*Input records*.
+ + + +

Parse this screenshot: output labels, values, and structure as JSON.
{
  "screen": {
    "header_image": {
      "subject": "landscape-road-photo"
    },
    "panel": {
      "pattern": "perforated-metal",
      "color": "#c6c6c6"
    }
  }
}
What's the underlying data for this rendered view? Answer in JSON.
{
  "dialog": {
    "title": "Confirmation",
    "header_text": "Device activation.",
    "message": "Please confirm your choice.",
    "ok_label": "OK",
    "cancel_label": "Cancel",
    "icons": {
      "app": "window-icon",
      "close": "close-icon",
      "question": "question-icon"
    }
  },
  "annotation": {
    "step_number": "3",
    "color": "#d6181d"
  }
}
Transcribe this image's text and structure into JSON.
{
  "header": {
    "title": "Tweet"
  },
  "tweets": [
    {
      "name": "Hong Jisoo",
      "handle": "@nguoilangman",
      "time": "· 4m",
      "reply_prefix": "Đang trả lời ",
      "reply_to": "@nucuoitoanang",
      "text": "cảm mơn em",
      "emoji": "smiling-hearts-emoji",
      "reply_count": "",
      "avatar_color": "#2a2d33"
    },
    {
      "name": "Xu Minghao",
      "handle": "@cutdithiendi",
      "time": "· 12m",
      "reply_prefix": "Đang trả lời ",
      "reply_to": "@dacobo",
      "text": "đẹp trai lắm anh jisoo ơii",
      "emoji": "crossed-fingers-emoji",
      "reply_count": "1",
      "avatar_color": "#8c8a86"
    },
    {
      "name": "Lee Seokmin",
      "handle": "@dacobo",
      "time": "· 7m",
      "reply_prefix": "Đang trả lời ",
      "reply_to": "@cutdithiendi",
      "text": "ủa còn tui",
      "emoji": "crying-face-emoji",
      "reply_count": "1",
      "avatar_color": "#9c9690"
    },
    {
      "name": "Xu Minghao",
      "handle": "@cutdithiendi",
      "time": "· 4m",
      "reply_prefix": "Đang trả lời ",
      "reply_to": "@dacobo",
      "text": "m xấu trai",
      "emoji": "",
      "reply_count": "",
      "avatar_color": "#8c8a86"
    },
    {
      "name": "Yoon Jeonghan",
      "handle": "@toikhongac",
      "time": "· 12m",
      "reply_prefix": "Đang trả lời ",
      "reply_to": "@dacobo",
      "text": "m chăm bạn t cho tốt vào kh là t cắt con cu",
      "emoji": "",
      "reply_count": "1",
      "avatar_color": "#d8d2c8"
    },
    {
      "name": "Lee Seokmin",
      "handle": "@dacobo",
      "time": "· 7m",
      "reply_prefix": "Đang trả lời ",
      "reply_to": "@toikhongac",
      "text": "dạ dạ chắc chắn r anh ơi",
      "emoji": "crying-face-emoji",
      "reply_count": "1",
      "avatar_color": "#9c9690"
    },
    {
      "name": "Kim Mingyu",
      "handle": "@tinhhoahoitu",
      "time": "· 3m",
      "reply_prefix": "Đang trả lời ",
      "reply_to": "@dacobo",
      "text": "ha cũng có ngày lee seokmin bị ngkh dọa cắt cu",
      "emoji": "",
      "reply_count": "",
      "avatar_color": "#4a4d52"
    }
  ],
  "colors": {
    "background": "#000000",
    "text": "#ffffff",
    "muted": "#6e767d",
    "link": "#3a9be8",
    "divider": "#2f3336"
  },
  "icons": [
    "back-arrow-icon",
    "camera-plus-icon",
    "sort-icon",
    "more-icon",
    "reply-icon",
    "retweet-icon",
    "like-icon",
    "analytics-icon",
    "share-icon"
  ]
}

+ + + +

*Work to complete*. From the records above, extract every entry verbatim.

*The completed task*.
Parse this screenshot: output labels, values, and structure as JSON.
{
  "screen": {
    "header_image": {
      "subject": "landscape-road-photo"
    },
    "panel": {
      "pattern": "perforated-metal",
      "color": "#c6c6c6"
    }
  }
}
What's the underlying data for this rendered view? Answer in JSON.
{
  "dialog": {
    "title": "Confirmation",
    "header_text": "Device activation.",
    "message": "Please confirm your choice.",
    "ok_label": "OK",
    "cancel_label": "Cancel",
    "icons": {
      "app": "window-icon",
      "close": "close-icon",
      "question": "question-icon"
    }
  },
  "annotation": {
    "step_number": "3",
    "color": "#d6181d"
  }
}
Transcribe this image's text and structure into JSON.
{
  "header": {
    "title": "Tweet"
  },
  "tweets": [
    {
      "name": "Hong Jisoo",
      "handle": "@nguoilangman",
      "time": "· 4m",
      "reply_prefix": "Đang trả lời ",
      "reply_to": "@nucuoitoanang",
      "text": "cảm mơn em",
      "emoji": "smiling-hearts-emoji",
      "reply_count": "",
      "avatar_color": "#2a2d33"
    },
    {
      "name": "Xu Minghao",
      "handle": "@cutdithiendi",
      "time": "· 12m",
      "reply_prefix": "Đang trả lời ",
      "reply_to": "@dacobo",
      "text": "đẹp trai lắm anh jisoo ơii",
      "emoji": "crossed-fingers-emoji",
      "reply_count": "1",
      "avatar_color": "#8c8a86"
    },
    {
      "name": "Lee Seokmin",
      "handle": "@dacobo",
      "time": "· 7m",
      "reply_prefix": "Đang trả lời ",
      "reply_to": "@cutdithiendi",
      "text": "ủa còn tui",
      "emoji": "crying-face-emoji",
      "reply_count": "1",
      "avatar_color": "#9c9690"
    },
    {
      "name": "Xu Minghao",
      "handle": "@cutdithiendi",
      "time": "· 4m",
      "reply_prefix": "Đang trả lời ",
      "reply_to": "@dacobo",
      "text": "m xấu trai",
      "emoji": "",
      "reply_count": "",
      "avatar_color": "#8c8a86"
    },
    {
      "name": "Yoon Jeonghan",
      "handle": "@toikhongac",
      "time": "· 12m",
      "reply_prefix": "Đang trả lời ",
      "reply_to": "@dacobo",
      "text": "m chăm bạn t cho tốt vào kh là t cắt con cu",
      "emoji": "",
      "reply_count": "1",
      "avatar_color": "#d8d2c8"
    },
    {
      "name": "Lee Seokmin",
      "handle": "@dacobo",
      "time": "· 7m",
      "reply_prefix": "Đang trả lời ",
      "reply_to": "@toikhongac",
      "text": "dạ dạ chắc chắn r anh ơi",
      "emoji": "crying-face-emoji",
      "reply_count": "1",
      "avatar_color": "#9c9690"
    },
    {
      "name": "Kim Mingyu",
      "handle": "@tinhhoahoitu",
      "time": "· 3m",
      "reply_prefix": "Đang trả lời ",
      "reply_to": "@dacobo",
      "text": "ha cũng có ngày lee seokmin bị ngkh dọa cắt cu",
      "emoji": "",
      "reply_count": "",
      "avatar_color": "#4a4d52"
    }
  ],
  "colors": {
    "background": "#000000",
    "text": "#ffffff",
    "muted": "#6e767d",
    "link": "#3a9be8",
    "divider": "#2f3336"
  },
  "icons": [
    "back-arrow-icon",
    "camera-plus-icon",
    "sort-icon",
    "more-icon",
    "reply-icon",
    "retweet-icon",
    "like-icon",
    "analytics-icon",
    "share-icon"
  ]
}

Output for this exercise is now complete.